EXERCISE DESCRIPTION » Count how many lines hold the word "name" and give that number as the whole answer.

GIVEN DATA »
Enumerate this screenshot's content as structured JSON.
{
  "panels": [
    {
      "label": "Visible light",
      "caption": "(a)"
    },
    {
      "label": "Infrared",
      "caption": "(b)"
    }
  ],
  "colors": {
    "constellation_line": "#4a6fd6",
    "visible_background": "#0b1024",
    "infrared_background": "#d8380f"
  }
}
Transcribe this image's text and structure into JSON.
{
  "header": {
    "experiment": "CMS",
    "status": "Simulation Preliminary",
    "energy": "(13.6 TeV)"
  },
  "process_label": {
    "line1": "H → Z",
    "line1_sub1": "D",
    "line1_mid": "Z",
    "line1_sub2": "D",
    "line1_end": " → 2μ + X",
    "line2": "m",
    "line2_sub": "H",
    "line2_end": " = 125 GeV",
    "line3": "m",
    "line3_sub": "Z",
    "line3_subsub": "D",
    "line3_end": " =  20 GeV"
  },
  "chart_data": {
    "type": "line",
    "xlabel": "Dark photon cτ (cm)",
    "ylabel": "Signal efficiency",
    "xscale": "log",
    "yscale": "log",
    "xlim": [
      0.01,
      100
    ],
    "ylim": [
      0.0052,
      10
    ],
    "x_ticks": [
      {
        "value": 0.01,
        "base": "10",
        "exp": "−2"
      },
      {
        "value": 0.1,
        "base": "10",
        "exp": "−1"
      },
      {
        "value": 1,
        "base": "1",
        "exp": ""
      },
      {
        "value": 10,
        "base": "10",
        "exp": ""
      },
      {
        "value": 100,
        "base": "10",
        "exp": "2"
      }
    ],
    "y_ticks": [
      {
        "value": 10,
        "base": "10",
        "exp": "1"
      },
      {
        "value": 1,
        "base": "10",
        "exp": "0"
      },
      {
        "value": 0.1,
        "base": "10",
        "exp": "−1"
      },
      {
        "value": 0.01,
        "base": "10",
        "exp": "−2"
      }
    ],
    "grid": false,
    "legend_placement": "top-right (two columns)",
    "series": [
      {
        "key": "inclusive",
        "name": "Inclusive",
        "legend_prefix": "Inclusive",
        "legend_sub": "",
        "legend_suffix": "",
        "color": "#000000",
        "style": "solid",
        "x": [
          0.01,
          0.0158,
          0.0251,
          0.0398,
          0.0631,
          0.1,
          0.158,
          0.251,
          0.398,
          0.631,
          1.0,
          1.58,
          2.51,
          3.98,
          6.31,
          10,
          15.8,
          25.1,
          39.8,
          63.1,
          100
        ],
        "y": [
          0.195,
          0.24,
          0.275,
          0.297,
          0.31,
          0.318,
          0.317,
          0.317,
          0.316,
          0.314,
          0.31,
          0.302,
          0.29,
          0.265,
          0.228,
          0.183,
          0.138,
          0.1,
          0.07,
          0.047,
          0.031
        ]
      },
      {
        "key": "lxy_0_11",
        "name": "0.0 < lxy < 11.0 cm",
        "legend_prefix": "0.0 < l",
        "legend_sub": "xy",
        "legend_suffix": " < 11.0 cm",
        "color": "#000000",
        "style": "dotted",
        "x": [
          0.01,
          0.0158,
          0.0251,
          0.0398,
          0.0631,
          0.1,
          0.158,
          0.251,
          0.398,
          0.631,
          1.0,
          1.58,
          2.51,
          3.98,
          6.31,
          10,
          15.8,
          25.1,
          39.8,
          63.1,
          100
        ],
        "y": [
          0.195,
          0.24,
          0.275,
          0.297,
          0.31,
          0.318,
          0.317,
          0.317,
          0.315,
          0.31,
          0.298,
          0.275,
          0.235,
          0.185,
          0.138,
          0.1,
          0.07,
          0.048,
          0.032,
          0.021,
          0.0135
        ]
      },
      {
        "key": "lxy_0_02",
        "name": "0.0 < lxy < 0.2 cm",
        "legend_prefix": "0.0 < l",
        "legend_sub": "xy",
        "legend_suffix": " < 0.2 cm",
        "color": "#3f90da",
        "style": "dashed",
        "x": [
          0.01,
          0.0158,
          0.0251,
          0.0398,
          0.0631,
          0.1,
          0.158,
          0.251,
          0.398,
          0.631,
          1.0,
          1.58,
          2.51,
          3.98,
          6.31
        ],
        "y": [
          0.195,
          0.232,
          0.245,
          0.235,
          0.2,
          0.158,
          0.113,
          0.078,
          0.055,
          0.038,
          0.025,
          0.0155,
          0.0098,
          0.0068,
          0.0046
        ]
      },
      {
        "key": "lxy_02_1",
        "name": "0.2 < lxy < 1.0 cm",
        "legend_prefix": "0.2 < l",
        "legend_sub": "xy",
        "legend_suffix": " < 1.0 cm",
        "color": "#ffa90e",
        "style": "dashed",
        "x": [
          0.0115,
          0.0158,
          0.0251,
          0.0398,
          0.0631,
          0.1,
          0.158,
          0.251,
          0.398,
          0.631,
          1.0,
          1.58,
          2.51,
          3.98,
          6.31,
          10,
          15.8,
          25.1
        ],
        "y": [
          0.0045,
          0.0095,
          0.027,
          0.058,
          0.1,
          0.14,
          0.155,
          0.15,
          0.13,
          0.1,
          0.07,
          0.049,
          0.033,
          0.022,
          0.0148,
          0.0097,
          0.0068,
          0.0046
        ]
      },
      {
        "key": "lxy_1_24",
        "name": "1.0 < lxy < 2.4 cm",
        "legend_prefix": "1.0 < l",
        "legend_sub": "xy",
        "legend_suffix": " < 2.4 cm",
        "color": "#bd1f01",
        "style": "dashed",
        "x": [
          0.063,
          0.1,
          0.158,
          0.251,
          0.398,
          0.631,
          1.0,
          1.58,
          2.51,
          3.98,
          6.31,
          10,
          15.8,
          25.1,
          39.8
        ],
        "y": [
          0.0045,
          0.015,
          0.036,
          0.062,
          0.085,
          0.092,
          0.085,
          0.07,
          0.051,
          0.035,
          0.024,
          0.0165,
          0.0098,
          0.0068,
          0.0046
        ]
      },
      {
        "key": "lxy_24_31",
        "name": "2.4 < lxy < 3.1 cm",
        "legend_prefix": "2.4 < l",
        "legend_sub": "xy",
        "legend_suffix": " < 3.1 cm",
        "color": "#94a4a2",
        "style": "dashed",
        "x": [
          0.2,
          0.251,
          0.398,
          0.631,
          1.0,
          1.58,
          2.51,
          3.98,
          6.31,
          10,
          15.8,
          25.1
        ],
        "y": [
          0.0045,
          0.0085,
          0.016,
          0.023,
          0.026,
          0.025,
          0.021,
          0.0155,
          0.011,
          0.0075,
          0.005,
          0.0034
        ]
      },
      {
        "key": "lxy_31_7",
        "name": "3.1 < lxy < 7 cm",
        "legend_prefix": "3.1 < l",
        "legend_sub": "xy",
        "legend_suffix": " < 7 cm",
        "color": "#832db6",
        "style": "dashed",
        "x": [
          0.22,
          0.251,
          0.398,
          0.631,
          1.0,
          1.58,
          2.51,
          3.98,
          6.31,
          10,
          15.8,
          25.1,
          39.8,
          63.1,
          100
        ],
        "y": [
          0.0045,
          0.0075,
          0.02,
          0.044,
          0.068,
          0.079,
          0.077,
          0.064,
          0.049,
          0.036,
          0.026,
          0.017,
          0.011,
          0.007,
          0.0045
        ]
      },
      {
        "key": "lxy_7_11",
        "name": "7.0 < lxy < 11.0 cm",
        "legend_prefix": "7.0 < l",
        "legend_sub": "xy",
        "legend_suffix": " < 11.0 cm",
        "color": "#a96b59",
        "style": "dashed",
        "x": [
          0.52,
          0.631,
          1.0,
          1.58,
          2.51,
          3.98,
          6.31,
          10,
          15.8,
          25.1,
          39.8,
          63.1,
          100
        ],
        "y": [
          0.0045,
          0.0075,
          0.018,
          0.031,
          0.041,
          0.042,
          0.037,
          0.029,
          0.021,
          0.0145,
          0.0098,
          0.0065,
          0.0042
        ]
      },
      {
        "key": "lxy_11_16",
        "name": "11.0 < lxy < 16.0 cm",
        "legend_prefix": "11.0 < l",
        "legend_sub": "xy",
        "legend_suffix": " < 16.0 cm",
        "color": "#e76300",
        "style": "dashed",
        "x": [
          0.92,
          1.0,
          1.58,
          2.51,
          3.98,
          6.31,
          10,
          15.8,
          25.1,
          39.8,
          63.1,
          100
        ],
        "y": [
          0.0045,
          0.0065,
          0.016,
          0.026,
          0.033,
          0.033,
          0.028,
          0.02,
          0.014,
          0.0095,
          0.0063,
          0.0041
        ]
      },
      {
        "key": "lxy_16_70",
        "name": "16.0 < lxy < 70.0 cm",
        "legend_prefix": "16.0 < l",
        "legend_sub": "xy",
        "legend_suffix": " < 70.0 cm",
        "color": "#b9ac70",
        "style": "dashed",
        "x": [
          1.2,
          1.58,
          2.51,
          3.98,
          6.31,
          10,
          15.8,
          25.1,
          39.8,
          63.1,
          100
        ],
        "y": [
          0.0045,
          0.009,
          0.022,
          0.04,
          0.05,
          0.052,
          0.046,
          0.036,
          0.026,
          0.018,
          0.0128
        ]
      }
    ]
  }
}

ANSWER IN FULL » 10